# DATASET ROWS
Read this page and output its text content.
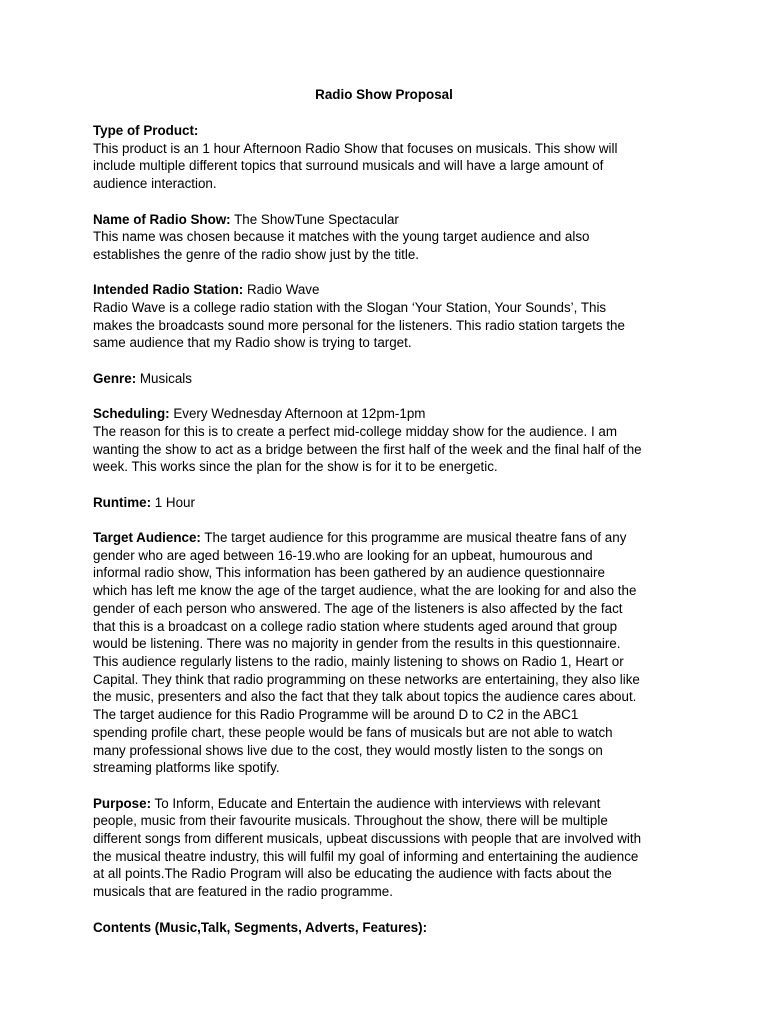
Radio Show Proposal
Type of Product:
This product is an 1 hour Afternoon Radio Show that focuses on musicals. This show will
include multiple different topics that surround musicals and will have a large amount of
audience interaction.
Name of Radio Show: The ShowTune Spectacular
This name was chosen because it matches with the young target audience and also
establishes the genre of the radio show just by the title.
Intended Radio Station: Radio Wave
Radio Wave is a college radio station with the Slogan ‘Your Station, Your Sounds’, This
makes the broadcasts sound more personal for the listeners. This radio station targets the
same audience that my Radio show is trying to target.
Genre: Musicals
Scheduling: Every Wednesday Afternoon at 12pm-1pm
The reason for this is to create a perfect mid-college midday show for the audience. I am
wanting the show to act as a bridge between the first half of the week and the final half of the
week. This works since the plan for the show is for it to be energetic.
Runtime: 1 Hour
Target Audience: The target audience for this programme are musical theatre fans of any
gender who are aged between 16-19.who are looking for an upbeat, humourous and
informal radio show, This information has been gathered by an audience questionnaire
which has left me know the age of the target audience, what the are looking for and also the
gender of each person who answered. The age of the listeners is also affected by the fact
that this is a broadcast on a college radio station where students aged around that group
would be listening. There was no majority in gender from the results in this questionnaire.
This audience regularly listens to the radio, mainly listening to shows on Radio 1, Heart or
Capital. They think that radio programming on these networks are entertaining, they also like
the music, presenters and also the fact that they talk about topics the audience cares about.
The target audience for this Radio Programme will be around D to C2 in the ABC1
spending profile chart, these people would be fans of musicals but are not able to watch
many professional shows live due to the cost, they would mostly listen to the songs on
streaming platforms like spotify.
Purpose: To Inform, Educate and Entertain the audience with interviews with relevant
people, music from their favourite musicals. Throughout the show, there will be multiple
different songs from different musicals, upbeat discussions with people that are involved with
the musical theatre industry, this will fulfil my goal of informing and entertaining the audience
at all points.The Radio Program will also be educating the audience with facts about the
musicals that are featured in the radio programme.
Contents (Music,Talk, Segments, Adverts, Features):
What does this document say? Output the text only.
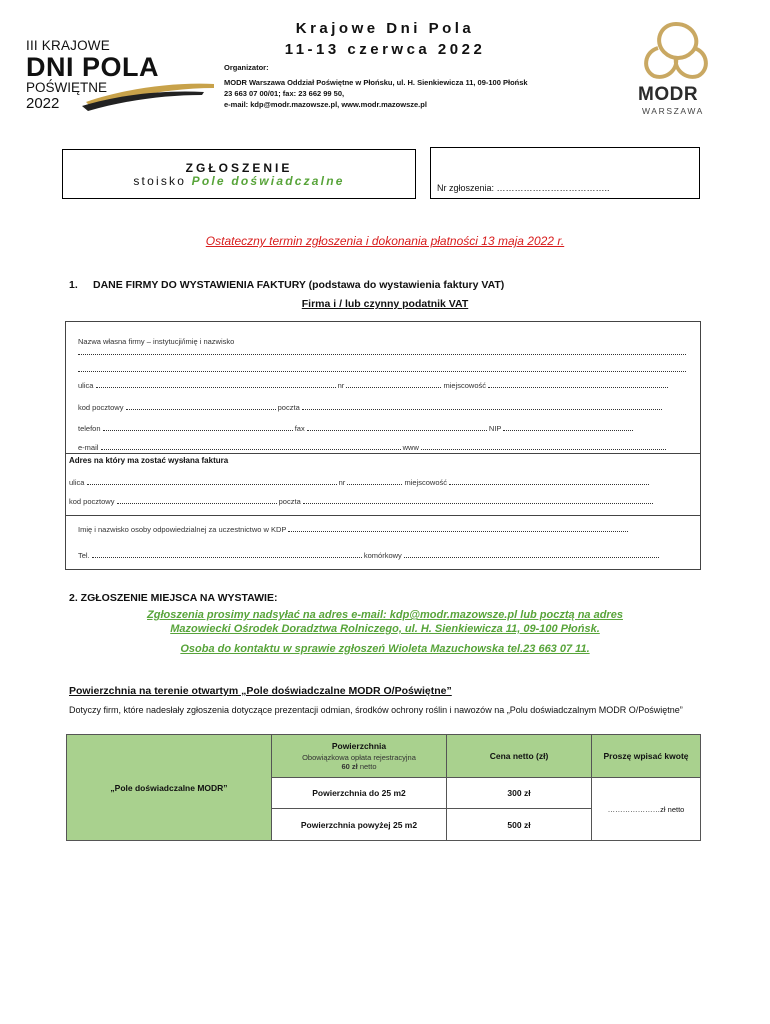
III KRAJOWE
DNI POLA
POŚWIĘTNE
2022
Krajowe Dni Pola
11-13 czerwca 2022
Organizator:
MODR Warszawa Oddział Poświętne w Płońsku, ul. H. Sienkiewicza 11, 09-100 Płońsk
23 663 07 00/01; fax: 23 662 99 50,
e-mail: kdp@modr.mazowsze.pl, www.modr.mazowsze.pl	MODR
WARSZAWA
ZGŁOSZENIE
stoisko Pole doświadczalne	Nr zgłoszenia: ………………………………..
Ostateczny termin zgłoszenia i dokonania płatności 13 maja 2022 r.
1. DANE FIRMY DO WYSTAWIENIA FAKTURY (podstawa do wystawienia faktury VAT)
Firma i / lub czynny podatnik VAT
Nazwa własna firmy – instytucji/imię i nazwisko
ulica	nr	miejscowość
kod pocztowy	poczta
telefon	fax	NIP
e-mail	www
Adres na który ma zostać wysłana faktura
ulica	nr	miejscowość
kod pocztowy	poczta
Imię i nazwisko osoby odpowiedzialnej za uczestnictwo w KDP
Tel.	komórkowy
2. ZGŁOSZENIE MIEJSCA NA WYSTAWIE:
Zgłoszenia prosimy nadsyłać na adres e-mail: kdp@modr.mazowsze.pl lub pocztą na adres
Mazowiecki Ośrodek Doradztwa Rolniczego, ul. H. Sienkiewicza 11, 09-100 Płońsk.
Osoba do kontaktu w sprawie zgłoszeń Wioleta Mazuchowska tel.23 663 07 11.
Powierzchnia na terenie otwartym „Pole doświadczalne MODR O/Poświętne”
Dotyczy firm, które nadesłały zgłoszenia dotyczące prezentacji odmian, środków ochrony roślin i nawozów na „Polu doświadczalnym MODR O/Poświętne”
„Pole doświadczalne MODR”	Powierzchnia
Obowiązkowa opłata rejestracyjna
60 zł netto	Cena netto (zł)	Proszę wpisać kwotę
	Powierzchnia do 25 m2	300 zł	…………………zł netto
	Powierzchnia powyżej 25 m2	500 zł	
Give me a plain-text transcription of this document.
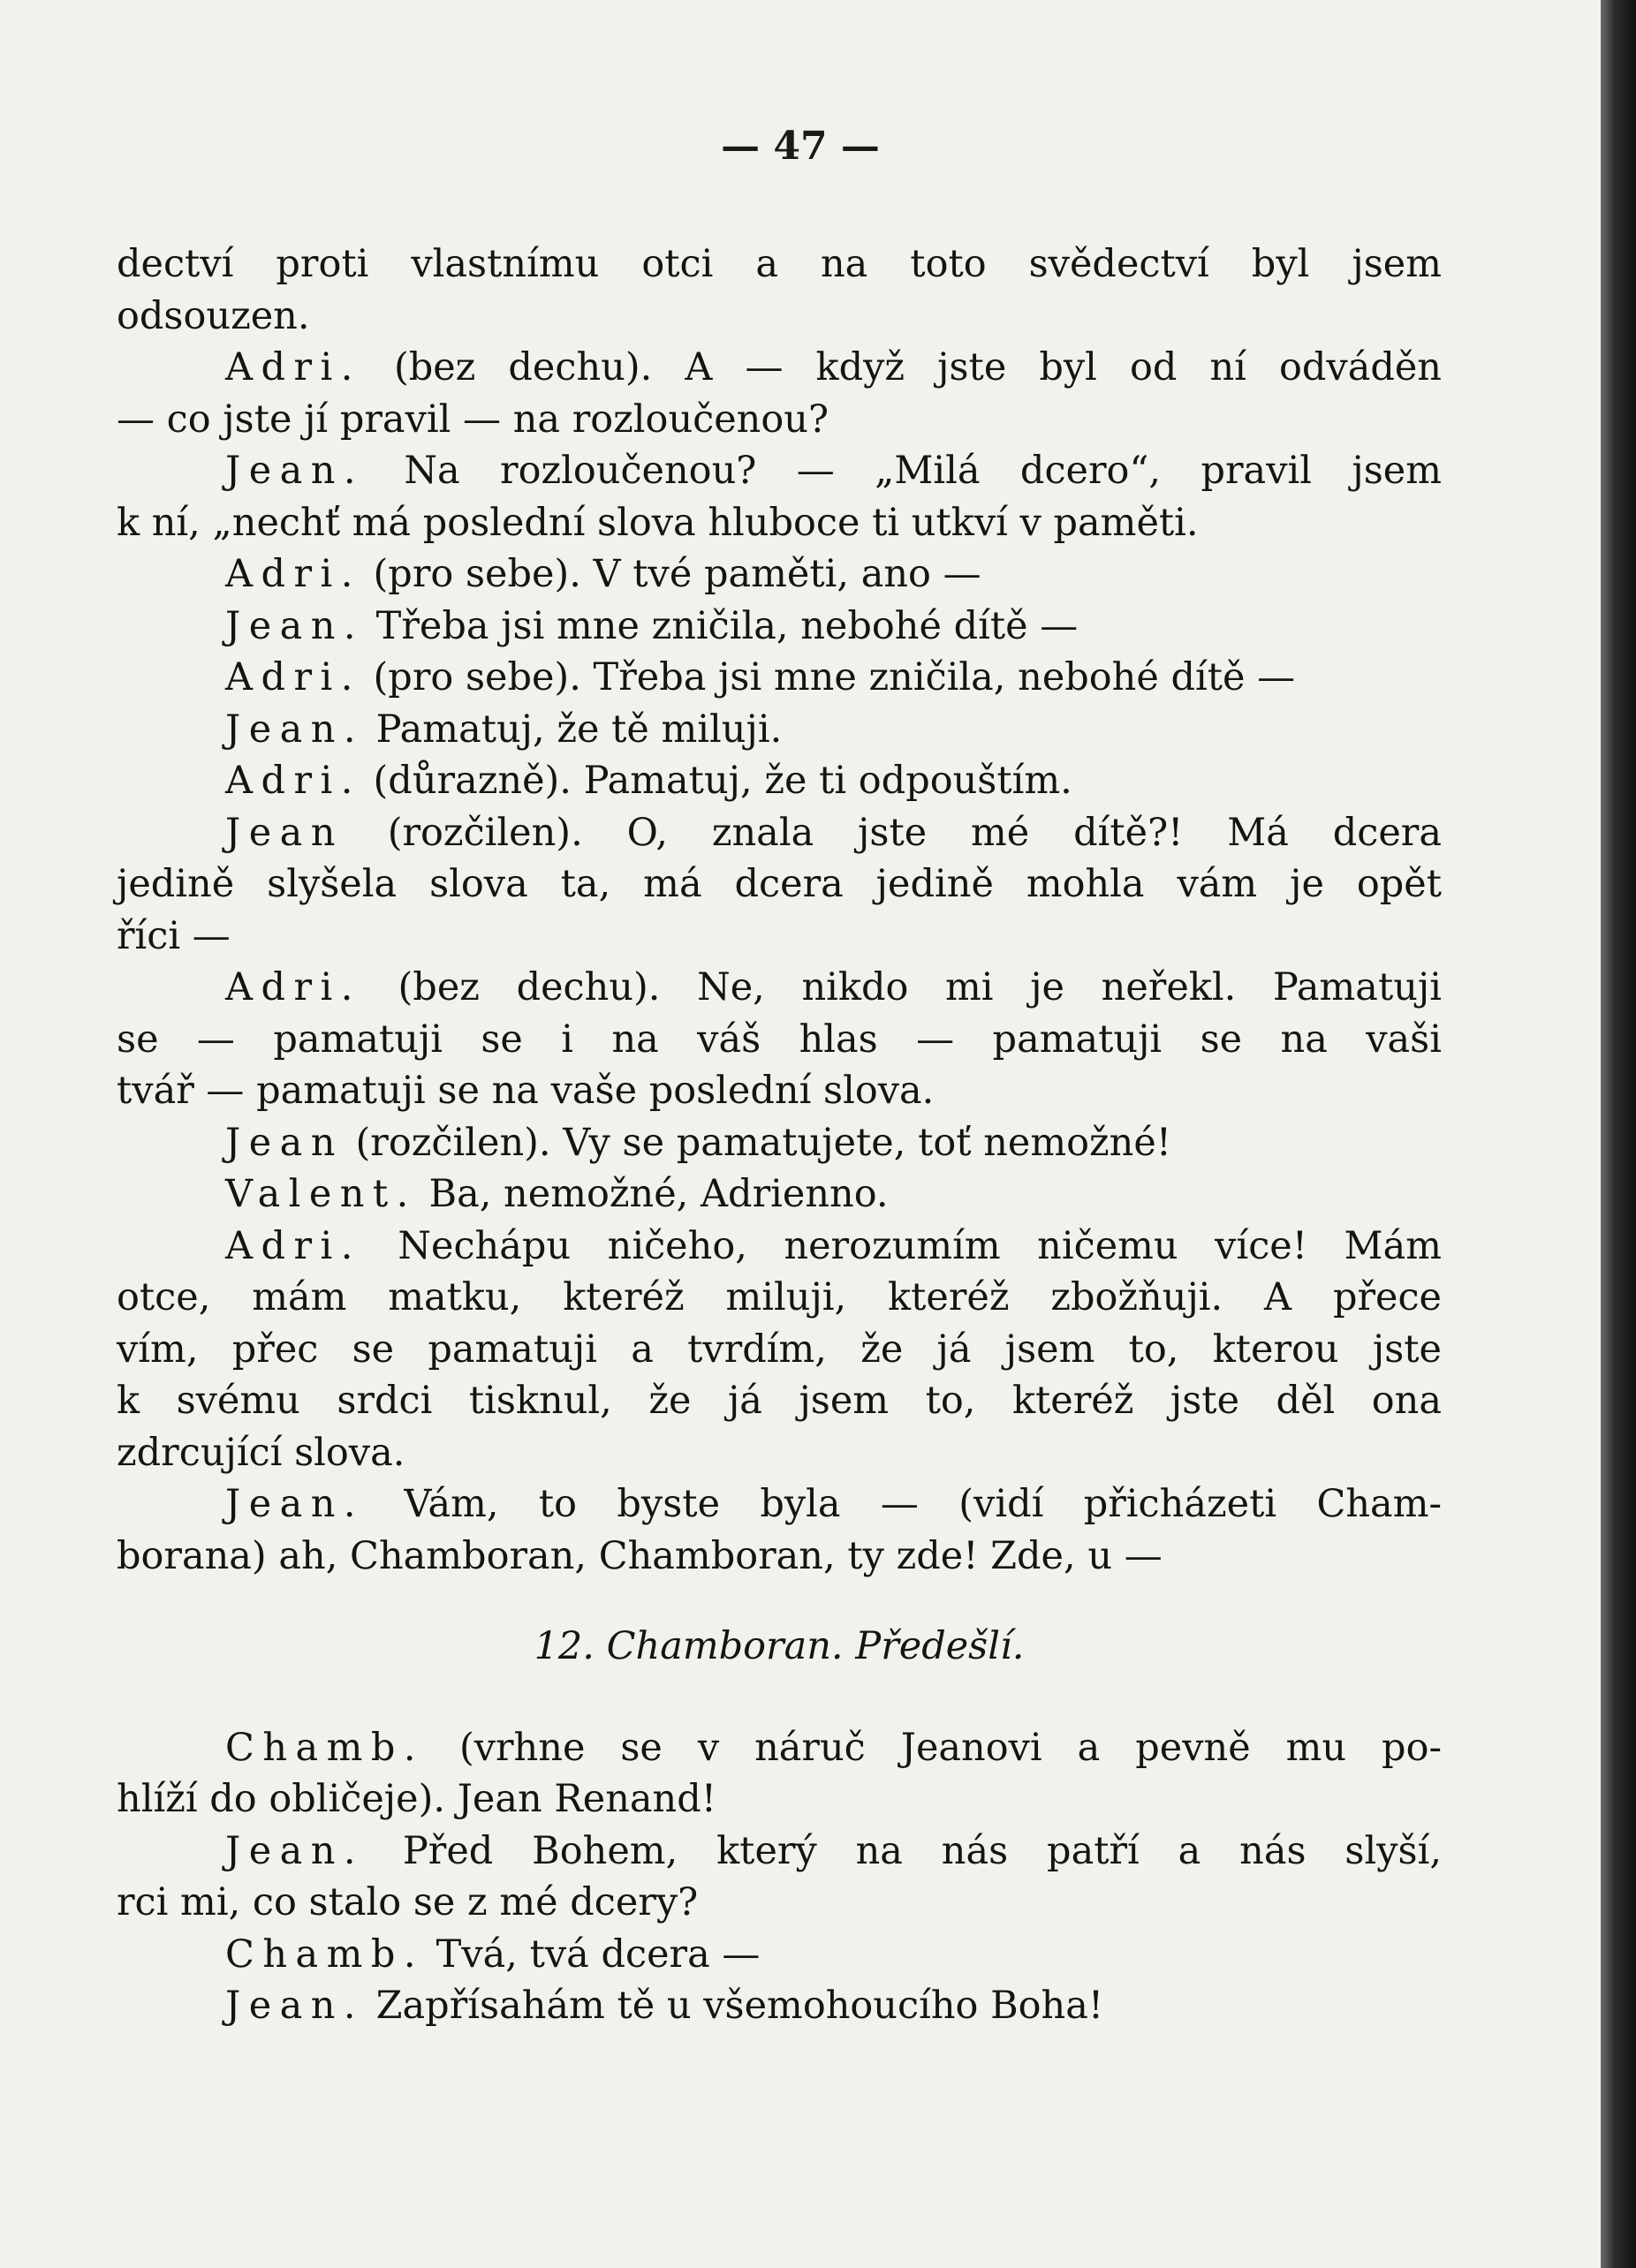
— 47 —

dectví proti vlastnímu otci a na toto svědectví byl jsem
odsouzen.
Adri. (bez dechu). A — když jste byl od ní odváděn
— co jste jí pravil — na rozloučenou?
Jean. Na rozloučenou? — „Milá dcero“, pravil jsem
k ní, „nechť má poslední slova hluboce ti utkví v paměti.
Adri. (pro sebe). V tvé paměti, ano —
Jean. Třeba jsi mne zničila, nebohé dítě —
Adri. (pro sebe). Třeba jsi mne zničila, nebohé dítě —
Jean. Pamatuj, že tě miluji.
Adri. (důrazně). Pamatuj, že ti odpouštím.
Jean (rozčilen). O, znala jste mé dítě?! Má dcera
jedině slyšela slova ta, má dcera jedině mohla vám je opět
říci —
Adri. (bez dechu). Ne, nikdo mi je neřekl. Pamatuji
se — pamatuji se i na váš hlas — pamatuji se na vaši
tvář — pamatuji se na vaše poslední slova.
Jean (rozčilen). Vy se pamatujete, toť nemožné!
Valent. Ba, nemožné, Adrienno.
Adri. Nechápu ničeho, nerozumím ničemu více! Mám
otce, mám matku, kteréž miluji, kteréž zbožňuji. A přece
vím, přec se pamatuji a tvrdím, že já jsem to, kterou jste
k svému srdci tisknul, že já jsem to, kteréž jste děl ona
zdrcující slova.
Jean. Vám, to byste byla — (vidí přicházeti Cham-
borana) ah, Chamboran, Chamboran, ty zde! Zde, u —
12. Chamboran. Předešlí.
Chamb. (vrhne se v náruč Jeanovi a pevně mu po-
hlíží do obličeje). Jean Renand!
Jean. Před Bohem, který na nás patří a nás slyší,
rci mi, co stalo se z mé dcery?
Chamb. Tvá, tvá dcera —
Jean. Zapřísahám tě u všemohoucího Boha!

# SHORT EXERCISE
Retype each line of the listing above word for word. Exclude the pictures.

# RESPONSE TO THE TASK
Read this page and output its text content.
Radio Show Proposal
Type of Product:
This product is an 1 hour Afternoon Radio Show that focuses on musicals. This show will
include multiple different topics that surround musicals and will have a large amount of
audience interaction.
Name of Radio Show: The ShowTune Spectacular
This name was chosen because it matches with the young target audience and also
establishes the genre of the radio show just by the title.
Intended Radio Station: Radio Wave
Radio Wave is a college radio station with the Slogan ‘Your Station, Your Sounds’, This
makes the broadcasts sound more personal for the listeners. This radio station targets the
same audience that my Radio show is trying to target.
Genre: Musicals
Scheduling: Every Wednesday Afternoon at 12pm-1pm
The reason for this is to create a perfect mid-college midday show for the audience. I am
wanting the show to act as a bridge between the first half of the week and the final half of the
week. This works since the plan for the show is for it to be energetic.
Runtime: 1 Hour
Target Audience: The target audience for this programme are musical theatre fans of any
gender who are aged between 16-19.who are looking for an upbeat, humourous and
informal radio show, This information has been gathered by an audience questionnaire
which has left me know the age of the target audience, what the are looking for and also the
gender of each person who answered. The age of the listeners is also affected by the fact
that this is a broadcast on a college radio station where students aged around that group
would be listening. There was no majority in gender from the results in this questionnaire.
This audience regularly listens to the radio, mainly listening to shows on Radio 1, Heart or
Capital. They think that radio programming on these networks are entertaining, they also like
the music, presenters and also the fact that they talk about topics the audience cares about.
The target audience for this Radio Programme will be around D to C2 in the ABC1
spending profile chart, these people would be fans of musicals but are not able to watch
many professional shows live due to the cost, they would mostly listen to the songs on
streaming platforms like spotify.
Purpose: To Inform, Educate and Entertain the audience with interviews with relevant
people, music from their favourite musicals. Throughout the show, there will be multiple
different songs from different musicals, upbeat discussions with people that are involved with
the musical theatre industry, this will fulfil my goal of informing and entertaining the audience
at all points.The Radio Program will also be educating the audience with facts about the
musicals that are featured in the radio programme.
Contents (Music,Talk, Segments, Adverts, Features):
What does this document say? Output the text only.
III KRAJOWE
DNI POLA
POŚWIĘTNE
2022
Krajowe Dni Pola
11-13 czerwca 2022
Organizator:
MODR Warszawa Oddział Poświętne w Płońsku, ul. H. Sienkiewicza 11, 09-100 Płońsk
23 663 07 00/01; fax: 23 662 99 50,
e-mail: kdp@modr.mazowsze.pl, www.modr.mazowsze.pl	MODR
WARSZAWA
ZGŁOSZENIE
stoisko Pole doświadczalne	Nr zgłoszenia: ………………………………..
Ostateczny termin zgłoszenia i dokonania płatności 13 maja 2022 r.
1. DANE FIRMY DO WYSTAWIENIA FAKTURY (podstawa do wystawienia faktury VAT)
Firma i / lub czynny podatnik VAT
Nazwa własna firmy – instytucji/imię i nazwisko
ulica	nr	miejscowość
kod pocztowy	poczta
telefon	fax	NIP
e-mail	www
Adres na który ma zostać wysłana faktura
ulica	nr	miejscowość
kod pocztowy	poczta
Imię i nazwisko osoby odpowiedzialnej za uczestnictwo w KDP
Tel.	komórkowy
2. ZGŁOSZENIE MIEJSCA NA WYSTAWIE:
Zgłoszenia prosimy nadsyłać na adres e-mail: kdp@modr.mazowsze.pl lub pocztą na adres
Mazowiecki Ośrodek Doradztwa Rolniczego, ul. H. Sienkiewicza 11, 09-100 Płońsk.
Osoba do kontaktu w sprawie zgłoszeń Wioleta Mazuchowska tel.23 663 07 11.
Powierzchnia na terenie otwartym „Pole doświadczalne MODR O/Poświętne”
Dotyczy firm, które nadesłały zgłoszenia dotyczące prezentacji odmian, środków ochrony roślin i nawozów na „Polu doświadczalnym MODR O/Poświętne”
„Pole doświadczalne MODR”	Powierzchnia
Obowiązkowa opłata rejestracyjna
60 zł netto	Cena netto (zł)	Proszę wpisać kwotę
	Powierzchnia do 25 m2	300 zł	…………………zł netto
	Powierzchnia powyżej 25 m2	500 zł	
Give me a plain-text transcription of this document.
— 47 —

dectví proti vlastnímu otci a na toto svědectví byl jsem
odsouzen.
Adri. (bez dechu). A — když jste byl od ní odváděn
— co jste jí pravil — na rozloučenou?
Jean. Na rozloučenou? — „Milá dcero“, pravil jsem
k ní, „nechť má poslední slova hluboce ti utkví v paměti.
Adri. (pro sebe). V tvé paměti, ano —
Jean. Třeba jsi mne zničila, nebohé dítě —
Adri. (pro sebe). Třeba jsi mne zničila, nebohé dítě —
Jean. Pamatuj, že tě miluji.
Adri. (důrazně). Pamatuj, že ti odpouštím.
Jean (rozčilen). O, znala jste mé dítě?! Má dcera
jedině slyšela slova ta, má dcera jedině mohla vám je opět
říci —
Adri. (bez dechu). Ne, nikdo mi je neřekl. Pamatuji
se — pamatuji se i na váš hlas — pamatuji se na vaši
tvář — pamatuji se na vaše poslední slova.
Jean (rozčilen). Vy se pamatujete, toť nemožné!
Valent. Ba, nemožné, Adrienno.
Adri. Nechápu ničeho, nerozumím ničemu více! Mám
otce, mám matku, kteréž miluji, kteréž zbožňuji. A přece
vím, přec se pamatuji a tvrdím, že já jsem to, kterou jste
k svému srdci tisknul, že já jsem to, kteréž jste děl ona
zdrcující slova.
Jean. Vám, to byste byla — (vidí přicházeti Cham-
borana) ah, Chamboran, Chamboran, ty zde! Zde, u —
12. Chamboran. Předešlí.
Chamb. (vrhne se v náruč Jeanovi a pevně mu po-
hlíží do obličeje). Jean Renand!
Jean. Před Bohem, který na nás patří a nás slyší,
rci mi, co stalo se z mé dcery?
Chamb. Tvá, tvá dcera —
Jean. Zapřísahám tě u všemohoucího Boha!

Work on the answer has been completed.